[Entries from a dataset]
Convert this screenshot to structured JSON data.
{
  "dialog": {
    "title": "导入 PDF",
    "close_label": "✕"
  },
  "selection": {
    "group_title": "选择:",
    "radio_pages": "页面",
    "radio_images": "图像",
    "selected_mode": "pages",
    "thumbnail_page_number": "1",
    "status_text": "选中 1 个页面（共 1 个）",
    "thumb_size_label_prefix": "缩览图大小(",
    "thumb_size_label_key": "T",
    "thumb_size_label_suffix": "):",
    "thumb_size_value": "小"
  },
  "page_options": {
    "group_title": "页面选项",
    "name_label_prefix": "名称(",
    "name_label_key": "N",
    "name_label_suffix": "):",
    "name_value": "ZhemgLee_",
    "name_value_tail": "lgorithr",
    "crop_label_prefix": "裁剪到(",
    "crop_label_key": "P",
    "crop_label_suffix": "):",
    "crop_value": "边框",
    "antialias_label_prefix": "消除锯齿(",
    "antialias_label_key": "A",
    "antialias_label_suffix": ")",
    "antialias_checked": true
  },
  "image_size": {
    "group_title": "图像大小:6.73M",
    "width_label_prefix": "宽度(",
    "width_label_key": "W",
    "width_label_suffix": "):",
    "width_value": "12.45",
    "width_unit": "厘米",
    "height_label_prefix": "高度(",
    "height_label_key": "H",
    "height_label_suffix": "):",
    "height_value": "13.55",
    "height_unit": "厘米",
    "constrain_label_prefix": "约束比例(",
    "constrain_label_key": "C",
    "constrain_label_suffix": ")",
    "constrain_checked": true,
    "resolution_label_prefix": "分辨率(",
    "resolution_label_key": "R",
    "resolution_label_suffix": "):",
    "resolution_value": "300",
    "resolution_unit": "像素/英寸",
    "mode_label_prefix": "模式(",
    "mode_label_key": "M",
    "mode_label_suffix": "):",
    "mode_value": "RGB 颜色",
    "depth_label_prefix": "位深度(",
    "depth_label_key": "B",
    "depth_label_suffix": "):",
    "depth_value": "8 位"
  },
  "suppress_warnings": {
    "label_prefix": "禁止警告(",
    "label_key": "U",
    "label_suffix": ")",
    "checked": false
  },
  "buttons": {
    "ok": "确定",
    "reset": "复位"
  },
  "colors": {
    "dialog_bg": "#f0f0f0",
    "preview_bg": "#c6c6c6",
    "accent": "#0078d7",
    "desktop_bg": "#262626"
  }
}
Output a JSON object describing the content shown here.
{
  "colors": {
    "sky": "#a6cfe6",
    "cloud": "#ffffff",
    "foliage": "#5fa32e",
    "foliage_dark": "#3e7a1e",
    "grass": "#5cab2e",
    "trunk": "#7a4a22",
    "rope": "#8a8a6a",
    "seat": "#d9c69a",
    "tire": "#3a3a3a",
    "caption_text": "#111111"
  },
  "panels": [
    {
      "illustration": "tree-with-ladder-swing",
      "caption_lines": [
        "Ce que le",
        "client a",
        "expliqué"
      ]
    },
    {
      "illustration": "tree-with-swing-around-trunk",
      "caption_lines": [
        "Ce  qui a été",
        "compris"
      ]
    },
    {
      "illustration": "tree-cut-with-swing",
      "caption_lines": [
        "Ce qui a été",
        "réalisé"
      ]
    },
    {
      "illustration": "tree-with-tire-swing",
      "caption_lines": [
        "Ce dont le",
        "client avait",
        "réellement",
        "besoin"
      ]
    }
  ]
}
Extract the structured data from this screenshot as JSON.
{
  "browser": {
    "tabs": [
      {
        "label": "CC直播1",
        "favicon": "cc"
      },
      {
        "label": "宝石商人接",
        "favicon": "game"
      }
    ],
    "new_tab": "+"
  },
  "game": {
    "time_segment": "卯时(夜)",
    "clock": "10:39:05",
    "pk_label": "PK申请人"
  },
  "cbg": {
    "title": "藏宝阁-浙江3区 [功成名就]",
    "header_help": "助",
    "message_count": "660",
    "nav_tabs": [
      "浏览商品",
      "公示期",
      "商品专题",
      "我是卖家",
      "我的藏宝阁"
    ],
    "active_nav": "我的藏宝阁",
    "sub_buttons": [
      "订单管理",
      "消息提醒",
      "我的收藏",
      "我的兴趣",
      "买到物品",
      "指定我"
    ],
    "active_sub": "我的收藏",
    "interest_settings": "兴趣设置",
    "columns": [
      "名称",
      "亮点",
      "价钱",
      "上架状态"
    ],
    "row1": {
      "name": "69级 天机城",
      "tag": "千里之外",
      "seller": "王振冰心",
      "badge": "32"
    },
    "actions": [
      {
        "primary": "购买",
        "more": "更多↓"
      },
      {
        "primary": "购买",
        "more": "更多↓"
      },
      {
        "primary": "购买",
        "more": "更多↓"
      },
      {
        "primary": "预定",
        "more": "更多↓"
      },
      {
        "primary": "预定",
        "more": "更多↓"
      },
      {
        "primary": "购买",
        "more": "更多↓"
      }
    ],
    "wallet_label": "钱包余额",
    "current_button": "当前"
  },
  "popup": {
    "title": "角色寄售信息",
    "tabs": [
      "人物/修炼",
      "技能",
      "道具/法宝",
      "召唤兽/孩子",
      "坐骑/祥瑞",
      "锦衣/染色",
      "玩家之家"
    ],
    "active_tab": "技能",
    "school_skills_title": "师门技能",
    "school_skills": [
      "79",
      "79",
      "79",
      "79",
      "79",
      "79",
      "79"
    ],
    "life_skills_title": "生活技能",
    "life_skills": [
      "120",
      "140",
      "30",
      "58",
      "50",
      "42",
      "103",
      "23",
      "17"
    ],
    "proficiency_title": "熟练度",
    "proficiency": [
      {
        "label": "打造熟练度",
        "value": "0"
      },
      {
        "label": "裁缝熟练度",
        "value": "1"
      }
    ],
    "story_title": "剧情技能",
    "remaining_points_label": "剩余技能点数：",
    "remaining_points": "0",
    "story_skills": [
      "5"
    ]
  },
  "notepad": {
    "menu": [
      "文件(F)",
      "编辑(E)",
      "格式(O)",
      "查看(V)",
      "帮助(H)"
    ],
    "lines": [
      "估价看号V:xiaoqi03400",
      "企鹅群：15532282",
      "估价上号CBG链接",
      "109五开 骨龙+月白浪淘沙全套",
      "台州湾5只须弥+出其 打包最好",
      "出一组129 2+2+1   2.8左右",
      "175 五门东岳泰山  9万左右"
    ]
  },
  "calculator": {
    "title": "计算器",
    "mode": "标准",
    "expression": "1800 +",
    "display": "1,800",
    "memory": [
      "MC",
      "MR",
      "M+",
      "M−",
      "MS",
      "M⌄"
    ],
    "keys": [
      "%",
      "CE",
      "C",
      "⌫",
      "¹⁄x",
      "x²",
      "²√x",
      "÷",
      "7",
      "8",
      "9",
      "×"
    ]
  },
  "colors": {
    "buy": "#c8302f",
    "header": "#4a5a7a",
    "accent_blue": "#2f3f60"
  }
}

_Exercise goal_. Go through the listing above and restate it word for word.

_Task response_.
Convert this screenshot to structured JSON data.
{
  "dialog": {
    "title": "导入 PDF",
    "close_label": "✕"
  },
  "selection": {
    "group_title": "选择:",
    "radio_pages": "页面",
    "radio_images": "图像",
    "selected_mode": "pages",
    "thumbnail_page_number": "1",
    "status_text": "选中 1 个页面（共 1 个）",
    "thumb_size_label_prefix": "缩览图大小(",
    "thumb_size_label_key": "T",
    "thumb_size_label_suffix": "):",
    "thumb_size_value": "小"
  },
  "page_options": {
    "group_title": "页面选项",
    "name_label_prefix": "名称(",
    "name_label_key": "N",
    "name_label_suffix": "):",
    "name_value": "ZhemgLee_",
    "name_value_tail": "lgorithr",
    "crop_label_prefix": "裁剪到(",
    "crop_label_key": "P",
    "crop_label_suffix": "):",
    "crop_value": "边框",
    "antialias_label_prefix": "消除锯齿(",
    "antialias_label_key": "A",
    "antialias_label_suffix": ")",
    "antialias_checked": true
  },
  "image_size": {
    "group_title": "图像大小:6.73M",
    "width_label_prefix": "宽度(",
    "width_label_key": "W",
    "width_label_suffix": "):",
    "width_value": "12.45",
    "width_unit": "厘米",
    "height_label_prefix": "高度(",
    "height_label_key": "H",
    "height_label_suffix": "):",
    "height_value": "13.55",
    "height_unit": "厘米",
    "constrain_label_prefix": "约束比例(",
    "constrain_label_key": "C",
    "constrain_label_suffix": ")",
    "constrain_checked": true,
    "resolution_label_prefix": "分辨率(",
    "resolution_label_key": "R",
    "resolution_label_suffix": "):",
    "resolution_value": "300",
    "resolution_unit": "像素/英寸",
    "mode_label_prefix": "模式(",
    "mode_label_key": "M",
    "mode_label_suffix": "):",
    "mode_value": "RGB 颜色",
    "depth_label_prefix": "位深度(",
    "depth_label_key": "B",
    "depth_label_suffix": "):",
    "depth_value": "8 位"
  },
  "suppress_warnings": {
    "label_prefix": "禁止警告(",
    "label_key": "U",
    "label_suffix": ")",
    "checked": false
  },
  "buttons": {
    "ok": "确定",
    "reset": "复位"
  },
  "colors": {
    "dialog_bg": "#f0f0f0",
    "preview_bg": "#c6c6c6",
    "accent": "#0078d7",
    "desktop_bg": "#262626"
  }
}
Output a JSON object describing the content shown here.
{
  "colors": {
    "sky": "#a6cfe6",
    "cloud": "#ffffff",
    "foliage": "#5fa32e",
    "foliage_dark": "#3e7a1e",
    "grass": "#5cab2e",
    "trunk": "#7a4a22",
    "rope": "#8a8a6a",
    "seat": "#d9c69a",
    "tire": "#3a3a3a",
    "caption_text": "#111111"
  },
  "panels": [
    {
      "illustration": "tree-with-ladder-swing",
      "caption_lines": [
        "Ce que le",
        "client a",
        "expliqué"
      ]
    },
    {
      "illustration": "tree-with-swing-around-trunk",
      "caption_lines": [
        "Ce  qui a été",
        "compris"
      ]
    },
    {
      "illustration": "tree-cut-with-swing",
      "caption_lines": [
        "Ce qui a été",
        "réalisé"
      ]
    },
    {
      "illustration": "tree-with-tire-swing",
      "caption_lines": [
        "Ce dont le",
        "client avait",
        "réellement",
        "besoin"
      ]
    }
  ]
}
Extract the structured data from this screenshot as JSON.
{
  "browser": {
    "tabs": [
      {
        "label": "CC直播1",
        "favicon": "cc"
      },
      {
        "label": "宝石商人接",
        "favicon": "game"
      }
    ],
    "new_tab": "+"
  },
  "game": {
    "time_segment": "卯时(夜)",
    "clock": "10:39:05",
    "pk_label": "PK申请人"
  },
  "cbg": {
    "title": "藏宝阁-浙江3区 [功成名就]",
    "header_help": "助",
    "message_count": "660",
    "nav_tabs": [
      "浏览商品",
      "公示期",
      "商品专题",
      "我是卖家",
      "我的藏宝阁"
    ],
    "active_nav": "我的藏宝阁",
    "sub_buttons": [
      "订单管理",
      "消息提醒",
      "我的收藏",
      "我的兴趣",
      "买到物品",
      "指定我"
    ],
    "active_sub": "我的收藏",
    "interest_settings": "兴趣设置",
    "columns": [
      "名称",
      "亮点",
      "价钱",
      "上架状态"
    ],
    "row1": {
      "name": "69级 天机城",
      "tag": "千里之外",
      "seller": "王振冰心",
      "badge": "32"
    },
    "actions": [
      {
        "primary": "购买",
        "more": "更多↓"
      },
      {
        "primary": "购买",
        "more": "更多↓"
      },
      {
        "primary": "购买",
        "more": "更多↓"
      },
      {
        "primary": "预定",
        "more": "更多↓"
      },
      {
        "primary": "预定",
        "more": "更多↓"
      },
      {
        "primary": "购买",
        "more": "更多↓"
      }
    ],
    "wallet_label": "钱包余额",
    "current_button": "当前"
  },
  "popup": {
    "title": "角色寄售信息",
    "tabs": [
      "人物/修炼",
      "技能",
      "道具/法宝",
      "召唤兽/孩子",
      "坐骑/祥瑞",
      "锦衣/染色",
      "玩家之家"
    ],
    "active_tab": "技能",
    "school_skills_title": "师门技能",
    "school_skills": [
      "79",
      "79",
      "79",
      "79",
      "79",
      "79",
      "79"
    ],
    "life_skills_title": "生活技能",
    "life_skills": [
      "120",
      "140",
      "30",
      "58",
      "50",
      "42",
      "103",
      "23",
      "17"
    ],
    "proficiency_title": "熟练度",
    "proficiency": [
      {
        "label": "打造熟练度",
        "value": "0"
      },
      {
        "label": "裁缝熟练度",
        "value": "1"
      }
    ],
    "story_title": "剧情技能",
    "remaining_points_label": "剩余技能点数：",
    "remaining_points": "0",
    "story_skills": [
      "5"
    ]
  },
  "notepad": {
    "menu": [
      "文件(F)",
      "编辑(E)",
      "格式(O)",
      "查看(V)",
      "帮助(H)"
    ],
    "lines": [
      "估价看号V:xiaoqi03400",
      "企鹅群：15532282",
      "估价上号CBG链接",
      "109五开 骨龙+月白浪淘沙全套",
      "台州湾5只须弥+出其 打包最好",
      "出一组129 2+2+1   2.8左右",
      "175 五门东岳泰山  9万左右"
    ]
  },
  "calculator": {
    "title": "计算器",
    "mode": "标准",
    "expression": "1800 +",
    "display": "1,800",
    "memory": [
      "MC",
      "MR",
      "M+",
      "M−",
      "MS",
      "M⌄"
    ],
    "keys": [
      "%",
      "CE",
      "C",
      "⌫",
      "¹⁄x",
      "x²",
      "²√x",
      "÷",
      "7",
      "8",
      "9",
      "×"
    ]
  },
  "colors": {
    "buy": "#c8302f",
    "header": "#4a5a7a",
    "accent_blue": "#2f3f60"
  }
}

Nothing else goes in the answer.